Give the listing again in full, exactly as written.

* * * *

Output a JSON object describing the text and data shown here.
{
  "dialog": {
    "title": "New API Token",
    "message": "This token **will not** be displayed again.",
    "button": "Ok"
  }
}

* * * *

* [Answer to the task]:
Output a JSON object describing the text and data shown here.
{
  "dialog": {
    "title": "New API Token",
    "message": "This token **will not** be displayed again.",
    "button": "Ok"
  }
}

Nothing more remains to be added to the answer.